▶ Directive
Scan the data. Collect each line that contains the word "screenshot".

▶ Data
• • • •

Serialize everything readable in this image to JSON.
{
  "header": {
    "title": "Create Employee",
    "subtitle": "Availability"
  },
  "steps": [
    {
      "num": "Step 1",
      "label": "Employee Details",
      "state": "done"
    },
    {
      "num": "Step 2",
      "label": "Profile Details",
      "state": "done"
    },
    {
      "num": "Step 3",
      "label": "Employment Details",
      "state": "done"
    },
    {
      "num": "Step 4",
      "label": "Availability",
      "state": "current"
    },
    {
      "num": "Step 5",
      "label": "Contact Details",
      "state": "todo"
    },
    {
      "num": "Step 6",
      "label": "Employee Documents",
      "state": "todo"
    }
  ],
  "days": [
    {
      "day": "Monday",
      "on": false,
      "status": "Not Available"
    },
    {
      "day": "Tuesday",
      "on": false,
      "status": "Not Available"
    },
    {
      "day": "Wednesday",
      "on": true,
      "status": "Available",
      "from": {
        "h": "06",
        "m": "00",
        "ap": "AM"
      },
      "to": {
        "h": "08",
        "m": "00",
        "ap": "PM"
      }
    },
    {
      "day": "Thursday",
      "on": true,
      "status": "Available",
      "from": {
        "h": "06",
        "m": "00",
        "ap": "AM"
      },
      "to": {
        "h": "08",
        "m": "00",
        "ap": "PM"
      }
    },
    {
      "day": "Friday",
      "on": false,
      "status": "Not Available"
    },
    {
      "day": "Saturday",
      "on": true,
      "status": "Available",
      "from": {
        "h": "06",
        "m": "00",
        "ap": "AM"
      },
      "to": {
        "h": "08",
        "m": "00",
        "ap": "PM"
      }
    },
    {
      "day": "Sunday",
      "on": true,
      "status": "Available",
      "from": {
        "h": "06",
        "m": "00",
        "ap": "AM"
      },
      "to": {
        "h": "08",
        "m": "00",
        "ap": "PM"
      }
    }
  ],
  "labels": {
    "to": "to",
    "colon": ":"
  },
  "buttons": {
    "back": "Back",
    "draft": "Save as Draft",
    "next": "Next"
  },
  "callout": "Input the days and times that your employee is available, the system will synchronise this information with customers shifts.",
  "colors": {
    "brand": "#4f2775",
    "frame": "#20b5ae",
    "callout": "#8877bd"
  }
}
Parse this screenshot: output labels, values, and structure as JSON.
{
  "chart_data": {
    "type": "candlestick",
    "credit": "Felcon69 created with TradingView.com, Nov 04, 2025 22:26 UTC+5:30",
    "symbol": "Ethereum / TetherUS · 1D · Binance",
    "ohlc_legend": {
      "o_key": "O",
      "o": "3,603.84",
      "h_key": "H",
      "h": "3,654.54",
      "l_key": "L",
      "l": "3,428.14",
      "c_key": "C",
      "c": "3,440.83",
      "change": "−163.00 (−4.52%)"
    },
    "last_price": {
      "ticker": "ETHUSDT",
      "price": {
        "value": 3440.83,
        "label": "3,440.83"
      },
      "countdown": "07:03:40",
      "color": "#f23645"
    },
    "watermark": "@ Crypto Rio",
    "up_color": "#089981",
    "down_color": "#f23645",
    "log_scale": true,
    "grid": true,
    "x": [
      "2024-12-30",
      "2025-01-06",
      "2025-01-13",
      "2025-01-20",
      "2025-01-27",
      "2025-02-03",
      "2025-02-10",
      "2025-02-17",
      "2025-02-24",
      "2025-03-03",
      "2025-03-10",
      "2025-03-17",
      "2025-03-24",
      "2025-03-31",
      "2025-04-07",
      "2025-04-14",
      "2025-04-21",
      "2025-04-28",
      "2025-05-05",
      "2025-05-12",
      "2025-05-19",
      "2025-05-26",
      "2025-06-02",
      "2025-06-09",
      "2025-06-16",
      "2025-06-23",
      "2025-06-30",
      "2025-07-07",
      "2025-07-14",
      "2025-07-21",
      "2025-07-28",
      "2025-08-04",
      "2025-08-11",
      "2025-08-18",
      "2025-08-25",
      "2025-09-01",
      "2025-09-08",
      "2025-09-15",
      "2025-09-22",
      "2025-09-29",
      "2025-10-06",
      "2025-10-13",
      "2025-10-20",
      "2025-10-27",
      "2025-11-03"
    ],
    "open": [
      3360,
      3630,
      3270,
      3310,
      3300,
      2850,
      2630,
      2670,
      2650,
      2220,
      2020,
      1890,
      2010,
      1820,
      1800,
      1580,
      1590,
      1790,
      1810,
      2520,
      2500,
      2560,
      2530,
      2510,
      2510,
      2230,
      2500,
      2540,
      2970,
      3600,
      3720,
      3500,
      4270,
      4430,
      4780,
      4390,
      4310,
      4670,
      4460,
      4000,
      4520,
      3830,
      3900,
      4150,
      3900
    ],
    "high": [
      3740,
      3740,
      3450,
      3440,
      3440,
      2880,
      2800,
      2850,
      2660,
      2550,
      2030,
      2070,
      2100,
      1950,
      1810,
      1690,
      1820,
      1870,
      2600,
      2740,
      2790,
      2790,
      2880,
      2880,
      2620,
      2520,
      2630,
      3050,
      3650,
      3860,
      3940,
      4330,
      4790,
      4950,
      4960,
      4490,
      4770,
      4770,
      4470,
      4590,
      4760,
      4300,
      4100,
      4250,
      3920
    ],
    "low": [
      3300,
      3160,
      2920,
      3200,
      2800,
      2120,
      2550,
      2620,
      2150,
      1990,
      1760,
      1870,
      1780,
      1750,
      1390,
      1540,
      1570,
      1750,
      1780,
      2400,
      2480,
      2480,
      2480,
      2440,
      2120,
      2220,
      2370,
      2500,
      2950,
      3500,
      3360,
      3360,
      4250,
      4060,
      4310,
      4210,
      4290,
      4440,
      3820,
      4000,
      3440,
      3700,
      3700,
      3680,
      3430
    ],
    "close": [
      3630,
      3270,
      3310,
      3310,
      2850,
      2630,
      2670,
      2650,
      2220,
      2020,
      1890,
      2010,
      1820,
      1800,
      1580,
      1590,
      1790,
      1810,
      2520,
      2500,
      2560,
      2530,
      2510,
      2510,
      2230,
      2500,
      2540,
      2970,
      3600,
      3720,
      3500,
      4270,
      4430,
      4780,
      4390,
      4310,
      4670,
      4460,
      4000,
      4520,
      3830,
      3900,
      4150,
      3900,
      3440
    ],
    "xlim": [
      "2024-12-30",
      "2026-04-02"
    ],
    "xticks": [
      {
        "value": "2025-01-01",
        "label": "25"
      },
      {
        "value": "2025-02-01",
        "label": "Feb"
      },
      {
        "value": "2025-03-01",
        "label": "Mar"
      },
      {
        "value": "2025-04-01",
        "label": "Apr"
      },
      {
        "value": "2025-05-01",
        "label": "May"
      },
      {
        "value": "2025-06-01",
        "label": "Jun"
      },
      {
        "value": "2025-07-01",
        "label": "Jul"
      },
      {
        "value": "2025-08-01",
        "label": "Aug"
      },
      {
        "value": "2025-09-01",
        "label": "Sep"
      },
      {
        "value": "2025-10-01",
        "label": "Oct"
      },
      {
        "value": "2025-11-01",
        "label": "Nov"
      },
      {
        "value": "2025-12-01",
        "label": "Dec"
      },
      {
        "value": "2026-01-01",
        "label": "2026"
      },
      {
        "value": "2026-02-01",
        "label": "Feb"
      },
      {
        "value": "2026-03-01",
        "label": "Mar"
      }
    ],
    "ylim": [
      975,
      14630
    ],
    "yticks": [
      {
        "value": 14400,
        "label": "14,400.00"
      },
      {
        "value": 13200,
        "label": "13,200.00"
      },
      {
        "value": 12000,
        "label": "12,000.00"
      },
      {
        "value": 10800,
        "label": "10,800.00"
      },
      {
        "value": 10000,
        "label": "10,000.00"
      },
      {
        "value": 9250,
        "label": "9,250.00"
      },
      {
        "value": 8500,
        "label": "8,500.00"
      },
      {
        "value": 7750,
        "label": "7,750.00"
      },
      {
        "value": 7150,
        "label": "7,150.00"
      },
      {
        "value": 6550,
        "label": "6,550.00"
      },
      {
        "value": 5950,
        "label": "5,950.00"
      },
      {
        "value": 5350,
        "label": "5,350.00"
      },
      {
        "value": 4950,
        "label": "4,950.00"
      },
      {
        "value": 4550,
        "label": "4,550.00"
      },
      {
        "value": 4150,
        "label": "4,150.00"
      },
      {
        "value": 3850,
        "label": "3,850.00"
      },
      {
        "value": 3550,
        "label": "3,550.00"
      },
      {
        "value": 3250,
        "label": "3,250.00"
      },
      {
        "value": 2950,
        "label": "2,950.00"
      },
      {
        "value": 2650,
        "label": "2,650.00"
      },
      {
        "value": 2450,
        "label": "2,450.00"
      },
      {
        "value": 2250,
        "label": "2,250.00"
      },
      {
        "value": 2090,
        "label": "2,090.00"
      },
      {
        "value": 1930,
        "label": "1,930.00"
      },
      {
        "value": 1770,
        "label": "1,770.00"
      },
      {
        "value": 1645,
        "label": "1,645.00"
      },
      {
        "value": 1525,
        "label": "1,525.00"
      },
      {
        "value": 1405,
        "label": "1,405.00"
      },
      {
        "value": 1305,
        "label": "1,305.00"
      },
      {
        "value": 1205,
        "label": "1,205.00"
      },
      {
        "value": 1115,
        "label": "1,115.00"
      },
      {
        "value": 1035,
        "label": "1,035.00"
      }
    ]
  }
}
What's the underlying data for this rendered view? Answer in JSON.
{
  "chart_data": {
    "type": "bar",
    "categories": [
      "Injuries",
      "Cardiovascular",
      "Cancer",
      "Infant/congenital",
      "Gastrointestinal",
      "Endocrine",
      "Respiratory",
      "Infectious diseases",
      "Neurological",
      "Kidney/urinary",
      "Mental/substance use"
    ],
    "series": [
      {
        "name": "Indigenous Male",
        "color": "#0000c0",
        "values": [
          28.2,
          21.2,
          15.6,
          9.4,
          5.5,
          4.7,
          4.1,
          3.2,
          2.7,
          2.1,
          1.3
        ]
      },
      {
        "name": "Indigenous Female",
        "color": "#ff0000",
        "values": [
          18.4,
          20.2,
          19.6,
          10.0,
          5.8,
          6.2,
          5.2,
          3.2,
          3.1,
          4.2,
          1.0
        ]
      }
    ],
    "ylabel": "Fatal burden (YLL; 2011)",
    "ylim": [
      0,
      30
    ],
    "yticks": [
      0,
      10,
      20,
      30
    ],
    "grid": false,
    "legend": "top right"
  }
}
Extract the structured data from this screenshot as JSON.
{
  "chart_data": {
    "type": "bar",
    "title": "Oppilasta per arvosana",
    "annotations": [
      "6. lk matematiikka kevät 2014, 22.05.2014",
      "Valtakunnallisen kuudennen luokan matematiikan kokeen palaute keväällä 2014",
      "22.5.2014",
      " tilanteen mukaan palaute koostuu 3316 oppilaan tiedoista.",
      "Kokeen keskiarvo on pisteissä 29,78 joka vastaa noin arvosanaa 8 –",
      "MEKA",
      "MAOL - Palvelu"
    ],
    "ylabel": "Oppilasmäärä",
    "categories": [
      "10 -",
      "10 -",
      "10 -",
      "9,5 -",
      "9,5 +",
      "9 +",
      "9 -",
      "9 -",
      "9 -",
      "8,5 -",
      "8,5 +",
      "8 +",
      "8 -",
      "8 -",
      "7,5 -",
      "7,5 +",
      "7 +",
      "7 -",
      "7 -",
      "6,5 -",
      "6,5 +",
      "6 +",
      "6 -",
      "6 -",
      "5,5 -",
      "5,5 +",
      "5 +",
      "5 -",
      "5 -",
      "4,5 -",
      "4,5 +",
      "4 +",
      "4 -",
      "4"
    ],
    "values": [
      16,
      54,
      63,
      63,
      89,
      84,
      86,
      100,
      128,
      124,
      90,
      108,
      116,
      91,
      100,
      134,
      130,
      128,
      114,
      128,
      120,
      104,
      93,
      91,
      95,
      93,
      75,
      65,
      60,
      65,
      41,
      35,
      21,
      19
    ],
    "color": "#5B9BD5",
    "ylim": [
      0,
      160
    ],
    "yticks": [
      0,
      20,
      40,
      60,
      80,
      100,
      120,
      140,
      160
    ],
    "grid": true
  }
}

• • • •

▶ Solution for this exercise
Parse this screenshot: output labels, values, and structure as JSON.
Extract the structured data from this screenshot as JSON.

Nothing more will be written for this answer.